* _Material for this task_
* * * * *
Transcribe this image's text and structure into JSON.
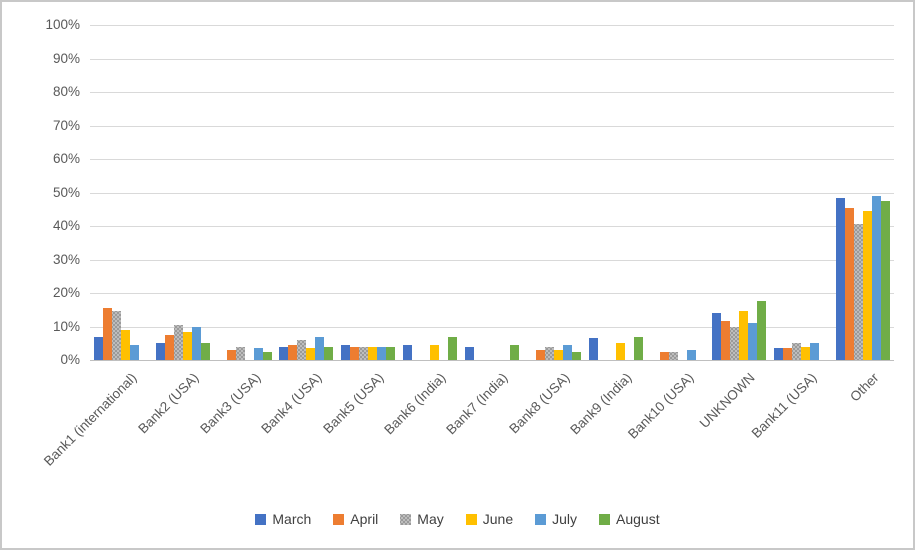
{
  "chart_data": {
    "type": "bar",
    "title": "",
    "xlabel": "",
    "ylabel": "",
    "ylim": [
      0,
      100
    ],
    "ytick_step": 10,
    "ytick_format": "percent",
    "grid": true,
    "legend_position": "bottom",
    "y_ticks": [
      "100%",
      "90%",
      "80%",
      "70%",
      "60%",
      "50%",
      "40%",
      "30%",
      "20%",
      "10%",
      "0%"
    ],
    "categories": [
      "Bank1 (international)",
      "Bank2 (USA)",
      "Bank3 (USA)",
      "Bank4 (USA)",
      "Bank5 (USA)",
      "Bank6 (India)",
      "Bank7 (India)",
      "Bank8 (USA)",
      "Bank9 (India)",
      "Bank10 (USA)",
      "UNKNOWN",
      "Bank11 (USA)",
      "Other"
    ],
    "series": [
      {
        "name": "March",
        "color": "#4472C4",
        "pattern": "solid",
        "values": [
          7,
          5,
          0,
          4,
          4.5,
          4.5,
          4,
          0,
          6.5,
          0,
          14,
          3.5,
          48.5
        ]
      },
      {
        "name": "April",
        "color": "#ED7D31",
        "pattern": "solid",
        "values": [
          15.5,
          7.5,
          3,
          4.5,
          4,
          0,
          0,
          3,
          0,
          2.5,
          11.5,
          3.5,
          45.5
        ]
      },
      {
        "name": "May",
        "color": "#A5A5A5",
        "pattern": "dots",
        "values": [
          14.5,
          10.5,
          4,
          6,
          4,
          0,
          0,
          4,
          0,
          2.5,
          10,
          5,
          40.5
        ]
      },
      {
        "name": "June",
        "color": "#FFC000",
        "pattern": "solid",
        "values": [
          9,
          8.5,
          0,
          3.5,
          4,
          4.5,
          0,
          3,
          5,
          0,
          14.5,
          4,
          44.5
        ]
      },
      {
        "name": "July",
        "color": "#5B9BD5",
        "pattern": "solid",
        "values": [
          4.5,
          10,
          3.5,
          7,
          4,
          0,
          0,
          4.5,
          0,
          3,
          11,
          5,
          49
        ]
      },
      {
        "name": "August",
        "color": "#70AD47",
        "pattern": "solid",
        "values": [
          0,
          5,
          2.5,
          4,
          4,
          7,
          4.5,
          2.5,
          7,
          0,
          17.5,
          0,
          47.5
        ]
      }
    ]
  },
  "colors": {
    "background": "#FFFFFF",
    "border": "#C8C8C8",
    "gridline": "#D9D9D9",
    "axis_line": "#BFBFBF",
    "tick_text": "#595959",
    "legend_text": "#404040"
  }
}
* * * * *
* _Written request_
Return each line of the data, keeping its wording exact and omitting pictures.

* _Response for this exercise_
Transcribe this image's text and structure into JSON.
{
  "chart_data": {
    "type": "bar",
    "title": "",
    "xlabel": "",
    "ylabel": "",
    "ylim": [
      0,
      100
    ],
    "ytick_step": 10,
    "ytick_format": "percent",
    "grid": true,
    "legend_position": "bottom",
    "y_ticks": [
      "100%",
      "90%",
      "80%",
      "70%",
      "60%",
      "50%",
      "40%",
      "30%",
      "20%",
      "10%",
      "0%"
    ],
    "categories": [
      "Bank1 (international)",
      "Bank2 (USA)",
      "Bank3 (USA)",
      "Bank4 (USA)",
      "Bank5 (USA)",
      "Bank6 (India)",
      "Bank7 (India)",
      "Bank8 (USA)",
      "Bank9 (India)",
      "Bank10 (USA)",
      "UNKNOWN",
      "Bank11 (USA)",
      "Other"
    ],
    "series": [
      {
        "name": "March",
        "color": "#4472C4",
        "pattern": "solid",
        "values": [
          7,
          5,
          0,
          4,
          4.5,
          4.5,
          4,
          0,
          6.5,
          0,
          14,
          3.5,
          48.5
        ]
      },
      {
        "name": "April",
        "color": "#ED7D31",
        "pattern": "solid",
        "values": [
          15.5,
          7.5,
          3,
          4.5,
          4,
          0,
          0,
          3,
          0,
          2.5,
          11.5,
          3.5,
          45.5
        ]
      },
      {
        "name": "May",
        "color": "#A5A5A5",
        "pattern": "dots",
        "values": [
          14.5,
          10.5,
          4,
          6,
          4,
          0,
          0,
          4,
          0,
          2.5,
          10,
          5,
          40.5
        ]
      },
      {
        "name": "June",
        "color": "#FFC000",
        "pattern": "solid",
        "values": [
          9,
          8.5,
          0,
          3.5,
          4,
          4.5,
          0,
          3,
          5,
          0,
          14.5,
          4,
          44.5
        ]
      },
      {
        "name": "July",
        "color": "#5B9BD5",
        "pattern": "solid",
        "values": [
          4.5,
          10,
          3.5,
          7,
          4,
          0,
          0,
          4.5,
          0,
          3,
          11,
          5,
          49
        ]
      },
      {
        "name": "August",
        "color": "#70AD47",
        "pattern": "solid",
        "values": [
          0,
          5,
          2.5,
          4,
          4,
          7,
          4.5,
          2.5,
          7,
          0,
          17.5,
          0,
          47.5
        ]
      }
    ]
  },
  "colors": {
    "background": "#FFFFFF",
    "border": "#C8C8C8",
    "gridline": "#D9D9D9",
    "axis_line": "#BFBFBF",
    "tick_text": "#595959",
    "legend_text": "#404040"
  }
}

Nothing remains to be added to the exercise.